Data excerpts »
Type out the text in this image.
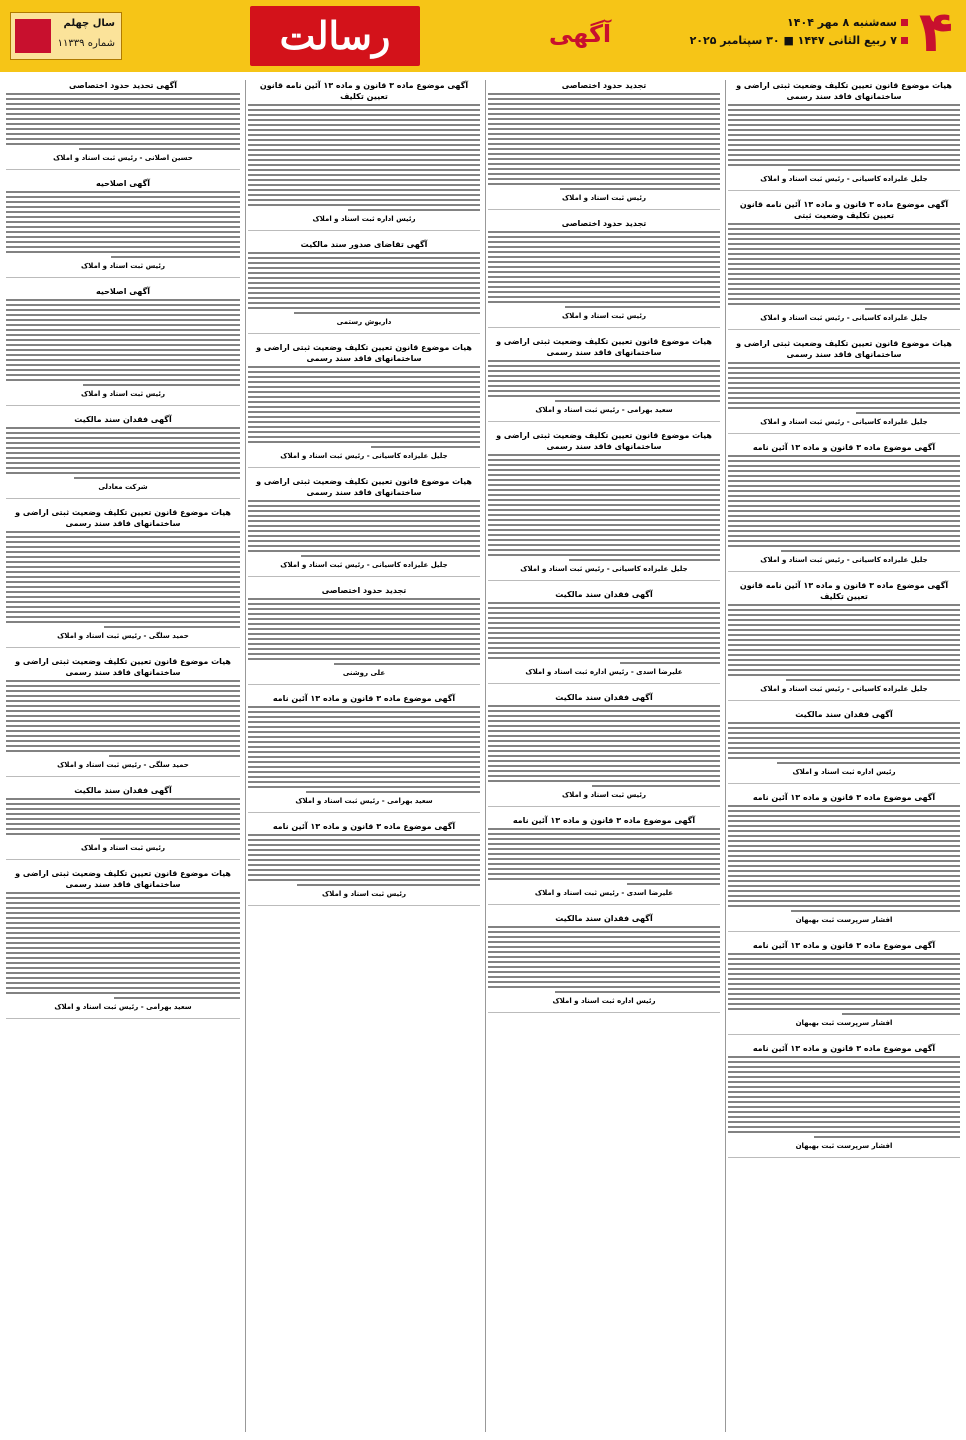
۴
سه‌شنبه ۸ مهر ۱۴۰۴
۷ ربیع الثانی ۱۴۴۷ ■ ۳۰ سپتامبر ۲۰۲۵
آگهی
رسالت
سال چهلم
شماره ۱۱۳۳۹
هیات موضوع قانون تعیین تکلیف وضعیت ثبتی اراضی و ساختمانهای فاقد سند رسمی
جلیل علیزاده کاسیانی - رئیس ثبت اسناد و املاک
آگهی موضوع ماده ۳ قانون و ماده ۱۳ آئین نامه قانون تعیین تکلیف وضعیت ثبتی
جلیل علیزاده کاسیانی - رئیس ثبت اسناد و املاک
هیات موضوع قانون تعیین تکلیف وضعیت ثبتی اراضی و ساختمانهای فاقد سند رسمی
جلیل علیزاده کاسیانی - رئیس ثبت اسناد و املاک
آگهی موضوع ماده ۳ قانون و ماده ۱۳ آئین نامه
جلیل علیزاده کاسیانی - رئیس ثبت اسناد و املاک
آگهی موضوع ماده ۳ قانون و ماده ۱۳ آئین نامه قانون تعیین تکلیف
جلیل علیزاده کاسیانی - رئیس ثبت اسناد و املاک
آگهی فقدان سند مالکیت
رئیس اداره ثبت اسناد و املاک
آگهی موضوع ماده ۳ قانون و ماده ۱۳ آئین نامه
افشار سرپرست ثبت بهبهان
آگهی موضوع ماده ۳ قانون و ماده ۱۳ آئین نامه
افشار سرپرست ثبت بهبهان
آگهی موضوع ماده ۳ قانون و ماده ۱۳ آئین نامه
افشار سرپرست ثبت بهبهان
تجدید حدود اختصاصی
رئیس ثبت اسناد و املاک
تجدید حدود اختصاصی
رئیس ثبت اسناد و املاک
هیات موضوع قانون تعیین تکلیف وضعیت ثبتی اراضی و ساختمانهای فاقد سند رسمی
سعید بهرامی - رئیس ثبت اسناد و املاک
هیات موضوع قانون تعیین تکلیف وضعیت ثبتی اراضی و ساختمانهای فاقد سند رسمی
جلیل علیزاده کاسیانی - رئیس ثبت اسناد و املاک
آگهی فقدان سند مالکیت
علیرضا اسدی - رئیس اداره ثبت اسناد و املاک
آگهی فقدان سند مالکیت
رئیس ثبت اسناد و املاک
آگهی موضوع ماده ۳ قانون و ماده ۱۳ آئین نامه
علیرضا اسدی - رئیس ثبت اسناد و املاک
آگهی فقدان سند مالکیت
رئیس اداره ثبت اسناد و املاک
آگهی موضوع ماده ۳ قانون و ماده ۱۳ آئین نامه قانون تعیین تکلیف
رئیس اداره ثبت اسناد و املاک
آگهی تقاضای صدور سند مالکیت
داریوش رستمی
هیات موضوع قانون تعیین تکلیف وضعیت ثبتی اراضی و ساختمانهای فاقد سند رسمی
جلیل علیزاده کاسیانی - رئیس ثبت اسناد و املاک
هیات موضوع قانون تعیین تکلیف وضعیت ثبتی اراضی و ساختمانهای فاقد سند رسمی
جلیل علیزاده کاسیانی - رئیس ثبت اسناد و املاک
تجدید حدود اختصاصی
علی روشنی
آگهی موضوع ماده ۳ قانون و ماده ۱۳ آئین نامه
سعید بهرامی - رئیس ثبت اسناد و املاک
آگهی موضوع ماده ۳ قانون و ماده ۱۳ آئین نامه
رئیس ثبت اسناد و املاک
آگهی تحدید حدود اختصاصی
حسین اصلانی - رئیس ثبت اسناد و املاک
آگهی اصلاحیه
رئیس ثبت اسناد و املاک
آگهی اصلاحیه
رئیس ثبت اسناد و املاک
آگهی فقدان سند مالکیت
شرکت معادلی
هیات موضوع قانون تعیین تکلیف وضعیت ثبتی اراضی و ساختمانهای فاقد سند رسمی
حمید سلگی - رئیس ثبت اسناد و املاک
هیات موضوع قانون تعیین تکلیف وضعیت ثبتی اراضی و ساختمانهای فاقد سند رسمی
حمید سلگی - رئیس ثبت اسناد و املاک
آگهی فقدان سند مالکیت
رئیس ثبت اسناد و املاک
هیات موضوع قانون تعیین تکلیف وضعیت ثبتی اراضی و ساختمانهای فاقد سند رسمی
سعید بهرامی - رئیس ثبت اسناد و املاک
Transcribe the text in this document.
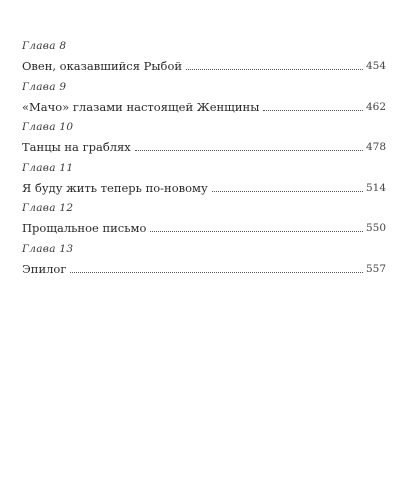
Глава 8
Овен, оказавшийся Рыбой	454
Глава 9
«Мачо» глазами настоящей Женщины	462
Глава 10
Танцы на граблях	478
Глава 11
Я буду жить теперь по-новому	514
Глава 12
Прощальное письмо	550
Глава 13
Эпилог	557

What you need to do » All entries are to be retyped exactly. Omit any embedded images.

Solution for this problem »
Type out the text in this image.
۴
سه‌شنبه ۸ مهر ۱۴۰۴
۷ ربیع الثانی ۱۴۴۷ ■ ۳۰ سپتامبر ۲۰۲۵
آگهی
رسالت
سال چهلم
شماره ۱۱۳۳۹
هیات موضوع قانون تعیین تکلیف وضعیت ثبتی اراضی و ساختمانهای فاقد سند رسمی
جلیل علیزاده کاسیانی - رئیس ثبت اسناد و املاک
آگهی موضوع ماده ۳ قانون و ماده ۱۳ آئین نامه قانون تعیین تکلیف وضعیت ثبتی
جلیل علیزاده کاسیانی - رئیس ثبت اسناد و املاک
هیات موضوع قانون تعیین تکلیف وضعیت ثبتی اراضی و ساختمانهای فاقد سند رسمی
جلیل علیزاده کاسیانی - رئیس ثبت اسناد و املاک
آگهی موضوع ماده ۳ قانون و ماده ۱۳ آئین نامه
جلیل علیزاده کاسیانی - رئیس ثبت اسناد و املاک
آگهی موضوع ماده ۳ قانون و ماده ۱۳ آئین نامه قانون تعیین تکلیف
جلیل علیزاده کاسیانی - رئیس ثبت اسناد و املاک
آگهی فقدان سند مالکیت
رئیس اداره ثبت اسناد و املاک
آگهی موضوع ماده ۳ قانون و ماده ۱۳ آئین نامه
افشار سرپرست ثبت بهبهان
آگهی موضوع ماده ۳ قانون و ماده ۱۳ آئین نامه
افشار سرپرست ثبت بهبهان
آگهی موضوع ماده ۳ قانون و ماده ۱۳ آئین نامه
افشار سرپرست ثبت بهبهان
تجدید حدود اختصاصی
رئیس ثبت اسناد و املاک
تجدید حدود اختصاصی
رئیس ثبت اسناد و املاک
هیات موضوع قانون تعیین تکلیف وضعیت ثبتی اراضی و ساختمانهای فاقد سند رسمی
سعید بهرامی - رئیس ثبت اسناد و املاک
هیات موضوع قانون تعیین تکلیف وضعیت ثبتی اراضی و ساختمانهای فاقد سند رسمی
جلیل علیزاده کاسیانی - رئیس ثبت اسناد و املاک
آگهی فقدان سند مالکیت
علیرضا اسدی - رئیس اداره ثبت اسناد و املاک
آگهی فقدان سند مالکیت
رئیس ثبت اسناد و املاک
آگهی موضوع ماده ۳ قانون و ماده ۱۳ آئین نامه
علیرضا اسدی - رئیس ثبت اسناد و املاک
آگهی فقدان سند مالکیت
رئیس اداره ثبت اسناد و املاک
آگهی موضوع ماده ۳ قانون و ماده ۱۳ آئین نامه قانون تعیین تکلیف
رئیس اداره ثبت اسناد و املاک
آگهی تقاضای صدور سند مالکیت
داریوش رستمی
هیات موضوع قانون تعیین تکلیف وضعیت ثبتی اراضی و ساختمانهای فاقد سند رسمی
جلیل علیزاده کاسیانی - رئیس ثبت اسناد و املاک
هیات موضوع قانون تعیین تکلیف وضعیت ثبتی اراضی و ساختمانهای فاقد سند رسمی
جلیل علیزاده کاسیانی - رئیس ثبت اسناد و املاک
تجدید حدود اختصاصی
علی روشنی
آگهی موضوع ماده ۳ قانون و ماده ۱۳ آئین نامه
سعید بهرامی - رئیس ثبت اسناد و املاک
آگهی موضوع ماده ۳ قانون و ماده ۱۳ آئین نامه
رئیس ثبت اسناد و املاک
آگهی تحدید حدود اختصاصی
حسین اصلانی - رئیس ثبت اسناد و املاک
آگهی اصلاحیه
رئیس ثبت اسناد و املاک
آگهی اصلاحیه
رئیس ثبت اسناد و املاک
آگهی فقدان سند مالکیت
شرکت معادلی
هیات موضوع قانون تعیین تکلیف وضعیت ثبتی اراضی و ساختمانهای فاقد سند رسمی
حمید سلگی - رئیس ثبت اسناد و املاک
هیات موضوع قانون تعیین تکلیف وضعیت ثبتی اراضی و ساختمانهای فاقد سند رسمی
حمید سلگی - رئیس ثبت اسناد و املاک
آگهی فقدان سند مالکیت
رئیس ثبت اسناد و املاک
هیات موضوع قانون تعیین تکلیف وضعیت ثبتی اراضی و ساختمانهای فاقد سند رسمی
سعید بهرامی - رئیس ثبت اسناد و املاک
Transcribe the text in this document.
Глава 8
Овен, оказавшийся Рыбой	454
Глава 9
«Мачо» глазами настоящей Женщины	462
Глава 10
Танцы на граблях	478
Глава 11
Я буду жить теперь по-новому	514
Глава 12
Прощальное письмо	550
Глава 13
Эпилог	557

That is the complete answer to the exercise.